## EXERCISE DESCRIPTION
Repeat the whole listing below, word for word.

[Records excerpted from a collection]
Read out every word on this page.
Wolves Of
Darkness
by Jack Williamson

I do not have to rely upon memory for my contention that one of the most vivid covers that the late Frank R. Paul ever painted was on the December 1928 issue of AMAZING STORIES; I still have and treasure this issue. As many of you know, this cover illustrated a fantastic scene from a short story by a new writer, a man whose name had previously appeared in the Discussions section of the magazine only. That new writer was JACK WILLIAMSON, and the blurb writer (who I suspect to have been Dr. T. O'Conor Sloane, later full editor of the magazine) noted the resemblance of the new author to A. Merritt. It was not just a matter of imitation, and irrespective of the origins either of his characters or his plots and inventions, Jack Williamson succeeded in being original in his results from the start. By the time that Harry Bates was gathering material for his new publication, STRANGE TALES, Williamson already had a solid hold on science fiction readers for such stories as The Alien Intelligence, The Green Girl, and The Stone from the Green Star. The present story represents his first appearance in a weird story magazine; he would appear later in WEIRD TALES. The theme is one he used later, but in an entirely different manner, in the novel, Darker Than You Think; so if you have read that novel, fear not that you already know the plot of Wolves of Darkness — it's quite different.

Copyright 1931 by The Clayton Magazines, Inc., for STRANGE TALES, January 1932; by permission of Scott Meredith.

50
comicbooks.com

## SOLVED EXERCISE
Read out every word on this page.
Wolves Of
Darkness
by Jack Williamson

I do not have to rely upon memory for my contention that one of the most vivid covers that the late Frank R. Paul ever painted was on the December 1928 issue of AMAZING STORIES; I still have and treasure this issue. As many of you know, this cover illustrated a fantastic scene from a short story by a new writer, a man whose name had previously appeared in the Discussions section of the magazine only. That new writer was JACK WILLIAMSON, and the blurb writer (who I suspect to have been Dr. T. O'Conor Sloane, later full editor of the magazine) noted the resemblance of the new author to A. Merritt. It was not just a matter of imitation, and irrespective of the origins either of his characters or his plots and inventions, Jack Williamson succeeded in being original in his results from the start. By the time that Harry Bates was gathering material for his new publication, STRANGE TALES, Williamson already had a solid hold on science fiction readers for such stories as The Alien Intelligence, The Green Girl, and The Stone from the Green Star. The present story represents his first appearance in a weird story magazine; he would appear later in WEIRD TALES. The theme is one he used later, but in an entirely different manner, in the novel, Darker Than You Think; so if you have read that novel, fear not that you already know the plot of Wolves of Darkness — it's quite different.

Copyright 1931 by The Clayton Magazines, Inc., for STRANGE TALES, January 1932; by permission of Scott Meredith.

50
comicbooks.com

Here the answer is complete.